Task objective: Tally every line featuring "Thiry", then give that tally alone.

>> start

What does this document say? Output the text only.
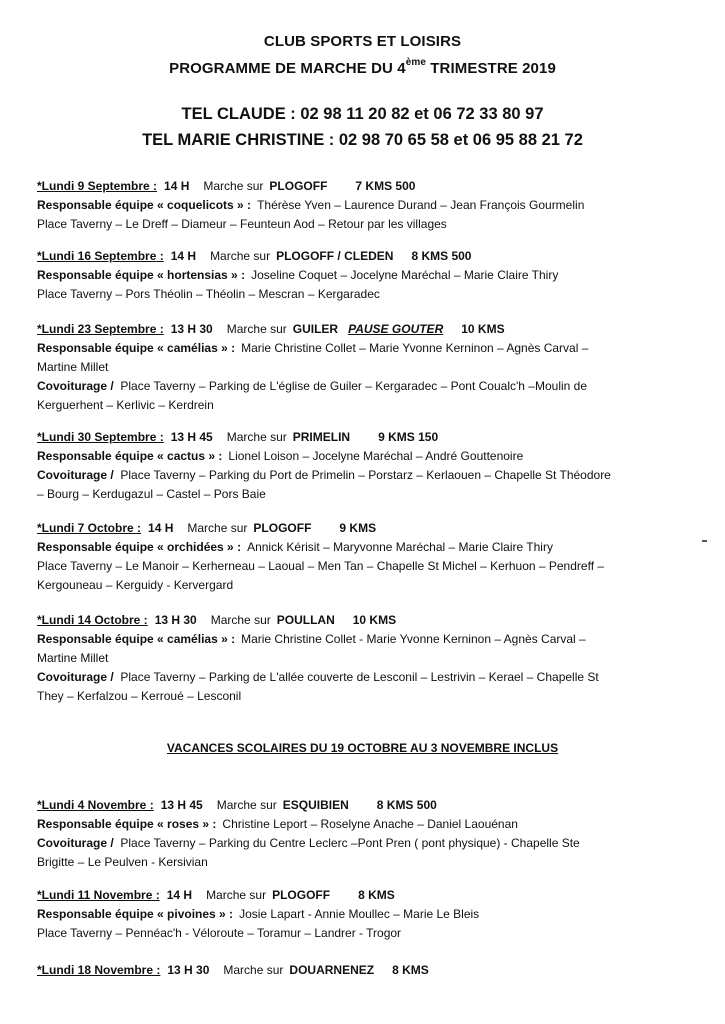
CLUB SPORTS ET LOISIRS
PROGRAMME DE MARCHE DU 4ème TRIMESTRE 2019
TEL CLAUDE : 02 98 11 20 82 et 06 72 33 80 97
TEL MARIE CHRISTINE : 02 98 70 65 58 et 06 95 88 21 72
*Lundi 9 Septembre : 14 H Marche sur PLOGOFF 7 KMS 500
Responsable équipe « coquelicots » : Thérèse Yven – Laurence Durand – Jean François Gourmelin
Place Taverny – Le Dreff – Diameur – Feunteun Aod – Retour par les villages
*Lundi 16 Septembre : 14 H Marche sur PLOGOFF / CLEDEN 8 KMS 500
Responsable équipe « hortensias » : Joseline Coquet – Jocelyne Maréchal – Marie Claire Thiry
Place Taverny – Pors Théolin – Théolin – Mescran – Kergaradec
*Lundi 23 Septembre : 13 H 30 Marche sur GUILER PAUSE GOUTER 10 KMS
Responsable équipe « camélias » : Marie Christine Collet – Marie Yvonne Kerninon – Agnès Carval –
Martine Millet
Covoiturage / Place Taverny – Parking de L'église de Guiler – Kergaradec – Pont Coualc'h –Moulin de
Kerguerhent – Kerlivic – Kerdrein
*Lundi 30 Septembre : 13 H 45 Marche sur PRIMELIN 9 KMS 150
Responsable équipe « cactus » : Lionel Loison – Jocelyne Maréchal – André Gouttenoire
Covoiturage / Place Taverny – Parking du Port de Primelin – Porstarz – Kerlaouen – Chapelle St Théodore
– Bourg – Kerdugazul – Castel – Pors Baie
*Lundi 7 Octobre : 14 H Marche sur PLOGOFF 9 KMS
Responsable équipe « orchidées » : Annick Kérisit – Maryvonne Maréchal – Marie Claire Thiry
Place Taverny – Le Manoir – Kerherneau – Laoual – Men Tan – Chapelle St Michel – Kerhuon – Pendreff –
Kergouneau – Kerguidy - Kervergard
*Lundi 14 Octobre : 13 H 30 Marche sur POULLAN 10 KMS
Responsable équipe « camélias » : Marie Christine Collet - Marie Yvonne Kerninon – Agnès Carval –
Martine Millet
Covoiturage / Place Taverny – Parking de L'allée couverte de Lesconil – Lestrivin – Kerael – Chapelle St
They – Kerfalzou – Kerroué – Lesconil
VACANCES SCOLAIRES DU 19 OCTOBRE AU 3 NOVEMBRE INCLUS
*Lundi 4 Novembre : 13 H 45 Marche sur ESQUIBIEN 8 KMS 500
Responsable équipe « roses » : Christine Leport – Roselyne Anache – Daniel Laouénan
Covoiturage / Place Taverny – Parking du Centre Leclerc –Pont Pren ( pont physique) - Chapelle Ste
Brigitte – Le Peulven - Kersivian
*Lundi 11 Novembre : 14 H Marche sur PLOGOFF 8 KMS
Responsable équipe « pivoines » : Josie Lapart - Annie Moullec – Marie Le Bleis
Place Taverny – Pennéac'h - Véloroute – Toramur – Landrer - Trogor
*Lundi 18 Novembre : 13 H 30 Marche sur DOUARNENEZ 8 KMS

>> end

Exercise solution: 2